* start RECORD SET *

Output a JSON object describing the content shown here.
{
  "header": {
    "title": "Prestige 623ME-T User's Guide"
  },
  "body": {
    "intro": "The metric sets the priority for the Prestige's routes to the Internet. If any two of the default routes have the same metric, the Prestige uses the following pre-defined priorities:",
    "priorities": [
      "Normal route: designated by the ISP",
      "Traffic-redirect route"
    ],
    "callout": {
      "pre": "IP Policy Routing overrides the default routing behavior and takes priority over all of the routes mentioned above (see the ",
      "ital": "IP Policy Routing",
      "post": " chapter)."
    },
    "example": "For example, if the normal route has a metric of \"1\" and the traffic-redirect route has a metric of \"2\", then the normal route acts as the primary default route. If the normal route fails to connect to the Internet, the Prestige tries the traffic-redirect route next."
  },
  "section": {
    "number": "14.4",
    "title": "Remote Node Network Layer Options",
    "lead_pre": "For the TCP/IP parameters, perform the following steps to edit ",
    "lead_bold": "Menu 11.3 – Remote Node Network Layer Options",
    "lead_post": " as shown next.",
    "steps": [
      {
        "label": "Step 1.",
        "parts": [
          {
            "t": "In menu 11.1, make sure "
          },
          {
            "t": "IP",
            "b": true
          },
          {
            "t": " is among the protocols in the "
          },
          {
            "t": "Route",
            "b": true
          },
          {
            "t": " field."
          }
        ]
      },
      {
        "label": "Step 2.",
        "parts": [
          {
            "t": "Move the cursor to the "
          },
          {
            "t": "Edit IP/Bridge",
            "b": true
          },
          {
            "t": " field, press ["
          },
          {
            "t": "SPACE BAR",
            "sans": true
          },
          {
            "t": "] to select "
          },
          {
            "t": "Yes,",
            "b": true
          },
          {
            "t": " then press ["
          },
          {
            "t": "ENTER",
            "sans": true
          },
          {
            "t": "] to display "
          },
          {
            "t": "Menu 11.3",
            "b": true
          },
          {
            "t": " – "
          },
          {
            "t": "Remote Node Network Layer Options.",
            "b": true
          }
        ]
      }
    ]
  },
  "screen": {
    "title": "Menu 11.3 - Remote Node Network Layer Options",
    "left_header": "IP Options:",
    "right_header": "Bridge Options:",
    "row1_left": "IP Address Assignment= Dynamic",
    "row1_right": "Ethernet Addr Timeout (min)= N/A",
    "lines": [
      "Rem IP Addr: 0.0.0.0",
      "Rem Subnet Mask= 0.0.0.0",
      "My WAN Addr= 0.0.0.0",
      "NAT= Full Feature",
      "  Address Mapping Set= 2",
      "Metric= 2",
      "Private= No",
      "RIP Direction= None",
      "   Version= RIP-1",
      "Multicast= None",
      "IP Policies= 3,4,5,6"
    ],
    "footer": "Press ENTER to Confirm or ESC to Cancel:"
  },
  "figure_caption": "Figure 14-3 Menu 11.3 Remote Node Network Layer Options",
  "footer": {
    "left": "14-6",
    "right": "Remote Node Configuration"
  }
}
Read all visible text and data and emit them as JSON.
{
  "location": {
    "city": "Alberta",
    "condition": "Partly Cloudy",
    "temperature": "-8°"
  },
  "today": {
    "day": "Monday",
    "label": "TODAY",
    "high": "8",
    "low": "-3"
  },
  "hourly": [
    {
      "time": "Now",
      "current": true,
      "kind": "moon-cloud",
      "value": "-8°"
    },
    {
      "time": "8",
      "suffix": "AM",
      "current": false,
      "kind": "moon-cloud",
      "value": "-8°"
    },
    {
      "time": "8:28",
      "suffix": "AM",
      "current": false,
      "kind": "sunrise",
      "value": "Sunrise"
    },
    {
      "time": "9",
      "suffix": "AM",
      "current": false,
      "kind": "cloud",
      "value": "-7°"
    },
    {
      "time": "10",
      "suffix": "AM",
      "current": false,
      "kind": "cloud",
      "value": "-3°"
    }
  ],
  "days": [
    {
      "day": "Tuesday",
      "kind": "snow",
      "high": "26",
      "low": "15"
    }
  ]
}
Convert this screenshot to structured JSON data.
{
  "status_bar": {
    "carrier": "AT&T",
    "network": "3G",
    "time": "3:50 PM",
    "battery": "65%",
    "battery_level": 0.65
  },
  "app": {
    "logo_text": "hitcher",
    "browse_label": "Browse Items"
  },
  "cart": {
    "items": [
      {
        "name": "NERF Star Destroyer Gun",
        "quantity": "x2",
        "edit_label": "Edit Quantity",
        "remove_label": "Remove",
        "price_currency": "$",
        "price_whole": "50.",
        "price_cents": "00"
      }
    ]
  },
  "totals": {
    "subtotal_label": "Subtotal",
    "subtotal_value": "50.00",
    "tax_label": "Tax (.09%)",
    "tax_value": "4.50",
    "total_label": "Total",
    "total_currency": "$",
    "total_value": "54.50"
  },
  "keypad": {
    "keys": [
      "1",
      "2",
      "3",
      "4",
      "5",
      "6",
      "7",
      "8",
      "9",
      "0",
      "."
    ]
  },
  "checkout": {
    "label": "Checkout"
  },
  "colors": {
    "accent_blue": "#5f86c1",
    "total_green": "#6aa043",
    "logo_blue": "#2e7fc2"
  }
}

* end RECORD SET *

CHALLENGE: Report how many lines of the entries hold the string "Routing". Provide the number alone.

OUTPUT BELOW: 2